[start Material to process]

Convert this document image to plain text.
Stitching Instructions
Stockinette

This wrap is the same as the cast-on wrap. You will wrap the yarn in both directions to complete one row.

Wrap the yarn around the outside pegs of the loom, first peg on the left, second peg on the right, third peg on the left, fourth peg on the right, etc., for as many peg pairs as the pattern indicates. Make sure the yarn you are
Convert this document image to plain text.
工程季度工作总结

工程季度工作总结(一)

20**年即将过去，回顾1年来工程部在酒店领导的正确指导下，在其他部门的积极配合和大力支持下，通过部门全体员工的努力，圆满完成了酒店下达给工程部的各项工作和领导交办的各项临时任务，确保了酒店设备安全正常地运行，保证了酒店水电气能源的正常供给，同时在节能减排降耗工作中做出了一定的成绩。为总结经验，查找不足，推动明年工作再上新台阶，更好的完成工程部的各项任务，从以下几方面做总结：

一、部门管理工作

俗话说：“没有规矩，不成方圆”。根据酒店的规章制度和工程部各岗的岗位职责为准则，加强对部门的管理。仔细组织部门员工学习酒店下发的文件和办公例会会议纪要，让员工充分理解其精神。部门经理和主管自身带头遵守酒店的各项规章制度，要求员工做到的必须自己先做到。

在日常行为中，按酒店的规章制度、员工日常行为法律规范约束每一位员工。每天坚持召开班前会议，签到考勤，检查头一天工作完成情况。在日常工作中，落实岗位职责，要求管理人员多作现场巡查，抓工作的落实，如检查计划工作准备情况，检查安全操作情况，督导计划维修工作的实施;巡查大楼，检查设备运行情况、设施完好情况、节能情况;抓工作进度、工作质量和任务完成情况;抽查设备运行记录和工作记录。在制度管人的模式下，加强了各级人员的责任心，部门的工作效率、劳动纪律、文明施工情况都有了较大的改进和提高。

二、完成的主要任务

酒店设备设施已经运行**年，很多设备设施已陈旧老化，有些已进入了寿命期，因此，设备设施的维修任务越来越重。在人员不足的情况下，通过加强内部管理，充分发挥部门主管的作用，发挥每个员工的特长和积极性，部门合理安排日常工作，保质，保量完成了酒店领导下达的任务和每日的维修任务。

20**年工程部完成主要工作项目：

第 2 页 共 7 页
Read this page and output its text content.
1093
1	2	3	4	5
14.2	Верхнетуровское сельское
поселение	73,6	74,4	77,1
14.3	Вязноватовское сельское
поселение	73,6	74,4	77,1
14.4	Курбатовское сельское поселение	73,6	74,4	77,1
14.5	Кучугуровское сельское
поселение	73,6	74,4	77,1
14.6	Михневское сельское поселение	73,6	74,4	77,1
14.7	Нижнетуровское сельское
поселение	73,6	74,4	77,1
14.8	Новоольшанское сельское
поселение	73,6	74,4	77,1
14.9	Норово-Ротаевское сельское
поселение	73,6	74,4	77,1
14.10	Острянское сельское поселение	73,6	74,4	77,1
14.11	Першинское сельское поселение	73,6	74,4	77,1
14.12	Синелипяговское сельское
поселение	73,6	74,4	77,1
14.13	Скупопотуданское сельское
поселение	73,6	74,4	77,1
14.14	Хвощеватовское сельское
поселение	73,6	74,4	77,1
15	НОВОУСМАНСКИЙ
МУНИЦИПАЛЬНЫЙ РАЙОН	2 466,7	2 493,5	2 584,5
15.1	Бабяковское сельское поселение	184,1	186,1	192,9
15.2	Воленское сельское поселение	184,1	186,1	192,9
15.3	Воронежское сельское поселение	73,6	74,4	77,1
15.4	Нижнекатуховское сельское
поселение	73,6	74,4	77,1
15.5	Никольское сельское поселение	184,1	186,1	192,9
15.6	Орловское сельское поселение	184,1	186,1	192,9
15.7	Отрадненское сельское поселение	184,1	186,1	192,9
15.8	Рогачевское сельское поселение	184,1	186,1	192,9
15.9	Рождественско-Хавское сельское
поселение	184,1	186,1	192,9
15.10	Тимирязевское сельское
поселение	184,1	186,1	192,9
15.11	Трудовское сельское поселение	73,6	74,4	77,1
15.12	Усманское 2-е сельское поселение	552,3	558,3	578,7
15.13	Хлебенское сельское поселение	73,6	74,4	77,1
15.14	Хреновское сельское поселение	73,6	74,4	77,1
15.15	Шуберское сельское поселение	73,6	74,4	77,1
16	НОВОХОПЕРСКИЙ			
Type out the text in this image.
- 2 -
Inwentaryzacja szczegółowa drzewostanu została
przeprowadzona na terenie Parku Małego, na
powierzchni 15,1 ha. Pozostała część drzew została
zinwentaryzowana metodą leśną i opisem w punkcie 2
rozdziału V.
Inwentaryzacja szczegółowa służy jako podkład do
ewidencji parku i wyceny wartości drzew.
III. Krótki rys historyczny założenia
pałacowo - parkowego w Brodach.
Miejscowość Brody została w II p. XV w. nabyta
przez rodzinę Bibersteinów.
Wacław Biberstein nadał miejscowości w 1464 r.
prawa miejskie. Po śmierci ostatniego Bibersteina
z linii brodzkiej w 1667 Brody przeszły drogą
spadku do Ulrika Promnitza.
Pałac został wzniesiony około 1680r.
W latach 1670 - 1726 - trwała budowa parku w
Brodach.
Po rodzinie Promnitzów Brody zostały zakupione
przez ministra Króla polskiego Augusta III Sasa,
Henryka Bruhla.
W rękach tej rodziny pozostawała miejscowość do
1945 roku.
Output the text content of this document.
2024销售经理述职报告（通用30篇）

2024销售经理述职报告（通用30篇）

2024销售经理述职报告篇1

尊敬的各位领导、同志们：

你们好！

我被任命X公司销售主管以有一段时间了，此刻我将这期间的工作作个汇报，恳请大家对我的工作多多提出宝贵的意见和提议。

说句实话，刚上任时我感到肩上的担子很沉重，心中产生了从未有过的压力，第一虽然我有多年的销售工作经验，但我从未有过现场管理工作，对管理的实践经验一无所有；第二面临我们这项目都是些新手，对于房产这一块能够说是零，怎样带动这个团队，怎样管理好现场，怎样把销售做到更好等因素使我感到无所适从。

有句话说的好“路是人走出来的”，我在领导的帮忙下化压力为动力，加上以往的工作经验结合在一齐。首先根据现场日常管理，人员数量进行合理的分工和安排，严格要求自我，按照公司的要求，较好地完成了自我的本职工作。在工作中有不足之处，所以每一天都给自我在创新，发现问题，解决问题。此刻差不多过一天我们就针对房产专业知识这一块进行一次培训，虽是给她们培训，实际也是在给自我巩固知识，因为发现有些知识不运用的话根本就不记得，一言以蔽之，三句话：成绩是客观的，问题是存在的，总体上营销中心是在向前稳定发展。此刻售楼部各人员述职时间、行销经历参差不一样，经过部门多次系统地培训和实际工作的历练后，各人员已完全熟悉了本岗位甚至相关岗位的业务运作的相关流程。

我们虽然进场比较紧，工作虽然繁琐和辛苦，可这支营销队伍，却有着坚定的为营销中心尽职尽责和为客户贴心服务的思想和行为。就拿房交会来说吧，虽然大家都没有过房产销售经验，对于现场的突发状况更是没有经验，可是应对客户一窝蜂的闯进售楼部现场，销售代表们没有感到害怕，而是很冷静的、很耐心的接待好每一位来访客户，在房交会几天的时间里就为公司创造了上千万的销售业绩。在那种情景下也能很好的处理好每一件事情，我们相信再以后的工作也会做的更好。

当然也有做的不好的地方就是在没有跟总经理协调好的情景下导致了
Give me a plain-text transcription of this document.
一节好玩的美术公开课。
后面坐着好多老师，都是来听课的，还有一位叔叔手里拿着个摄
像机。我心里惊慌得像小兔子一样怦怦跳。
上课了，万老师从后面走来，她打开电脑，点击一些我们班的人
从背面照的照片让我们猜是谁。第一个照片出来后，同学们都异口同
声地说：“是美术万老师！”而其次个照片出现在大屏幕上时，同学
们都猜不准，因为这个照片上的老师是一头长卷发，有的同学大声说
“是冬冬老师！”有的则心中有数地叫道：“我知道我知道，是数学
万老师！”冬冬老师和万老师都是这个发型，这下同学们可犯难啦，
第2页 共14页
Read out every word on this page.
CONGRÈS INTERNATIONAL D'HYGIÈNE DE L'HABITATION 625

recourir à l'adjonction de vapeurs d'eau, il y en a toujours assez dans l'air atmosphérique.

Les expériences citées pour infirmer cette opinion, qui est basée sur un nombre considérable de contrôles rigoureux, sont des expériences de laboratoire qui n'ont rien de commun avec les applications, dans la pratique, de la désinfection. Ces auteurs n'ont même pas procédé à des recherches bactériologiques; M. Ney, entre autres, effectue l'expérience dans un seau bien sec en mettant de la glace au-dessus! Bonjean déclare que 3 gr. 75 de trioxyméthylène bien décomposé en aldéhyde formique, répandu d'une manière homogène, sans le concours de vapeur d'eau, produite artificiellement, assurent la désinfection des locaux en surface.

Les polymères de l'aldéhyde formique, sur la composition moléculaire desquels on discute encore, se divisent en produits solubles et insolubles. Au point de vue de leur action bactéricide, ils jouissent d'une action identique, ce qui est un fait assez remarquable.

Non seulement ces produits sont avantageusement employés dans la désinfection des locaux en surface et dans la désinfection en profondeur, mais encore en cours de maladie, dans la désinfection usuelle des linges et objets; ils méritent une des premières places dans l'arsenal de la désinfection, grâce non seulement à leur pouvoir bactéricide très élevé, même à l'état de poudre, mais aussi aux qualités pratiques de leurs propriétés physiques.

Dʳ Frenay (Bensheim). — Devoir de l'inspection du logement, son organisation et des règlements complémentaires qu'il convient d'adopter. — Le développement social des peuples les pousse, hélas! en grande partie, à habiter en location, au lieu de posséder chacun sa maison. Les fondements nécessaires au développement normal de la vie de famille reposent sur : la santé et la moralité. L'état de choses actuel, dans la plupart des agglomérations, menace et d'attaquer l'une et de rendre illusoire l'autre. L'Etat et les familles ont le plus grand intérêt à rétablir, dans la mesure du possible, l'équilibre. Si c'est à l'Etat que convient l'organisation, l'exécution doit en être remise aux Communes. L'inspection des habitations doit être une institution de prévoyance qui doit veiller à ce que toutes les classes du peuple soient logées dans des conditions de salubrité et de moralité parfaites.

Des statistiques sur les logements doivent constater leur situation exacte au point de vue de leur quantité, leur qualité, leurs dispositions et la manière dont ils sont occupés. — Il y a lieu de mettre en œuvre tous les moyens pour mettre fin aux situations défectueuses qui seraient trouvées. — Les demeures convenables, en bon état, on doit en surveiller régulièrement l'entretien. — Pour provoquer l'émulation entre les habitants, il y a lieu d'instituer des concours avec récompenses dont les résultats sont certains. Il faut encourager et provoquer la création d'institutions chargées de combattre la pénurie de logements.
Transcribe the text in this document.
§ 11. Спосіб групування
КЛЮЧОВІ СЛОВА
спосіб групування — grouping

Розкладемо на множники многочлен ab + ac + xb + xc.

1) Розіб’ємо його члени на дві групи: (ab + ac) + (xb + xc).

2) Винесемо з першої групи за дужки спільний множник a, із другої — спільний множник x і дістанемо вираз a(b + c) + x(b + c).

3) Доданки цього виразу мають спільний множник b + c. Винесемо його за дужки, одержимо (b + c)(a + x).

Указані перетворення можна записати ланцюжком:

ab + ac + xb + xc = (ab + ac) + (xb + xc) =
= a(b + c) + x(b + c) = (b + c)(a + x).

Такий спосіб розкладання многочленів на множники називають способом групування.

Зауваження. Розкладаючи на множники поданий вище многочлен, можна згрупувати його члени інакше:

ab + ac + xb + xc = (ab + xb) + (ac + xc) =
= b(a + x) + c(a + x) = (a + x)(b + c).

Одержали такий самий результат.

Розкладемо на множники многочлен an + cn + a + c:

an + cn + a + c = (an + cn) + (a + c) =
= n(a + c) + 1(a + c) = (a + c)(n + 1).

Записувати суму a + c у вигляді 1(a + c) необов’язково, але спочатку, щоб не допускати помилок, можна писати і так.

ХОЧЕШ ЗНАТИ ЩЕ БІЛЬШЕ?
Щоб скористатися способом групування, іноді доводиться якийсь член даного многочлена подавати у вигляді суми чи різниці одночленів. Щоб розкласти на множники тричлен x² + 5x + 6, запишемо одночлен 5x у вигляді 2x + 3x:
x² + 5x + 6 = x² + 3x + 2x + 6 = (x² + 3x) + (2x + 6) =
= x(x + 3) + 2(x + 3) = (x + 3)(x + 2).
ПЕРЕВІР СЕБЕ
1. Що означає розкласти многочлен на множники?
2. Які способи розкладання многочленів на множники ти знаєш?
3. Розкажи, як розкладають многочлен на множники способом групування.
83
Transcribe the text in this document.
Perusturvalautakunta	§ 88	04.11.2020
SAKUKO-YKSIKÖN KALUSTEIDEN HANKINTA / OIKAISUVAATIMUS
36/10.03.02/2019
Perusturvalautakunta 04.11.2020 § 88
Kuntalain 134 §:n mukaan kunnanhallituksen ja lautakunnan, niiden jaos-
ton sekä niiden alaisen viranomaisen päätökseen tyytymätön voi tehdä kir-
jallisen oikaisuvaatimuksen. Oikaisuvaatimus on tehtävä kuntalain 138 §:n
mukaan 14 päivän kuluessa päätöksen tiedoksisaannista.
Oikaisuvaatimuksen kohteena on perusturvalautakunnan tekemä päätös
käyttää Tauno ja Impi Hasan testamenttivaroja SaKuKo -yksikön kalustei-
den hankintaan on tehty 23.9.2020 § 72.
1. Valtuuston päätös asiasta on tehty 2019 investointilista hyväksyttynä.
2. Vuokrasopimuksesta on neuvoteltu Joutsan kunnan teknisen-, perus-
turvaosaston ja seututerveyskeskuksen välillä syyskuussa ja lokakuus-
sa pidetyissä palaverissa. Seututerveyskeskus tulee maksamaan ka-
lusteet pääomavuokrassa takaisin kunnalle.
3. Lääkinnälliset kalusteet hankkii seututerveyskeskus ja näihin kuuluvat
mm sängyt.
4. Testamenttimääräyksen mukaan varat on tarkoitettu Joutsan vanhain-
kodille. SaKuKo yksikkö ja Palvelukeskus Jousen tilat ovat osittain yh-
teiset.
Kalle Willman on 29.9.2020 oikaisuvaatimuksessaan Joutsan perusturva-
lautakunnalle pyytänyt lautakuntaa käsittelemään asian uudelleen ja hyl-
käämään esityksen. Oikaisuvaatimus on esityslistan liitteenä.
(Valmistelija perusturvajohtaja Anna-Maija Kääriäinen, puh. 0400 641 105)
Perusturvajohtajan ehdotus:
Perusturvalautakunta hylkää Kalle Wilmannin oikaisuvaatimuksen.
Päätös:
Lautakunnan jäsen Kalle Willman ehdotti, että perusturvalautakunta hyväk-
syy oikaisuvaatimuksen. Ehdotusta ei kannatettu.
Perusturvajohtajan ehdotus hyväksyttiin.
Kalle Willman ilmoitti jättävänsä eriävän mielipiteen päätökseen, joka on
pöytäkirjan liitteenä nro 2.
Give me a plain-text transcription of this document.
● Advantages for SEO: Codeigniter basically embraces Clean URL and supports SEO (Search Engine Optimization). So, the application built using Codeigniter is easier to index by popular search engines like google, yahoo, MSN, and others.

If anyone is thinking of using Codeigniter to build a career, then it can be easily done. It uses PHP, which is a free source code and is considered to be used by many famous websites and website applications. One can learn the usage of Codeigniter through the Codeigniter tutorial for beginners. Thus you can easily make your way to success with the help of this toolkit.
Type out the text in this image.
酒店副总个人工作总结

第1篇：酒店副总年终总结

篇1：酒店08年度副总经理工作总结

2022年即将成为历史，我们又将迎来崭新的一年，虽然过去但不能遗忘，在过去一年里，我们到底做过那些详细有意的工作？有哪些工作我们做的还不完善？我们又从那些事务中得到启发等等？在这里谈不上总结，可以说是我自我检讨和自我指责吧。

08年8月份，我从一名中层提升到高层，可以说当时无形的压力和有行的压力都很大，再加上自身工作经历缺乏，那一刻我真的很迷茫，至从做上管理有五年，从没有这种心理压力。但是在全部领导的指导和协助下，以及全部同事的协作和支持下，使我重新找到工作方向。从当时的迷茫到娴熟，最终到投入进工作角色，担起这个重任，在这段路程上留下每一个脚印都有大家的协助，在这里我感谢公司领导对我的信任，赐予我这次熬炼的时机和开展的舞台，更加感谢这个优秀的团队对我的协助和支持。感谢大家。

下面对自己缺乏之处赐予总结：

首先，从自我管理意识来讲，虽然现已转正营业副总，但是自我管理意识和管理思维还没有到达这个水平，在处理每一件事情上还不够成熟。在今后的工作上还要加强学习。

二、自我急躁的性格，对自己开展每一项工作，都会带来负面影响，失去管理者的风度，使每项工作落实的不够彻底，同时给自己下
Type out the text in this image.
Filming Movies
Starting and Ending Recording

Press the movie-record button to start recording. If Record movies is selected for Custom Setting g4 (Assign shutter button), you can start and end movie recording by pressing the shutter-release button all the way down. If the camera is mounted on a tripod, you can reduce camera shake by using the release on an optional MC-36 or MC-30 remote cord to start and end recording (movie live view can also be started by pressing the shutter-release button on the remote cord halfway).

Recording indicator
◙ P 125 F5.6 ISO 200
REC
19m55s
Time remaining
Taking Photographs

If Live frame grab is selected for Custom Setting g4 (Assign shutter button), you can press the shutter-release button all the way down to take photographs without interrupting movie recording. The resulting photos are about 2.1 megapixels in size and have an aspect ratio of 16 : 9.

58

[end Material to process]

Examine the listing and say how many of its lines contain the string "przez". Give the number alone.

§ Full output
2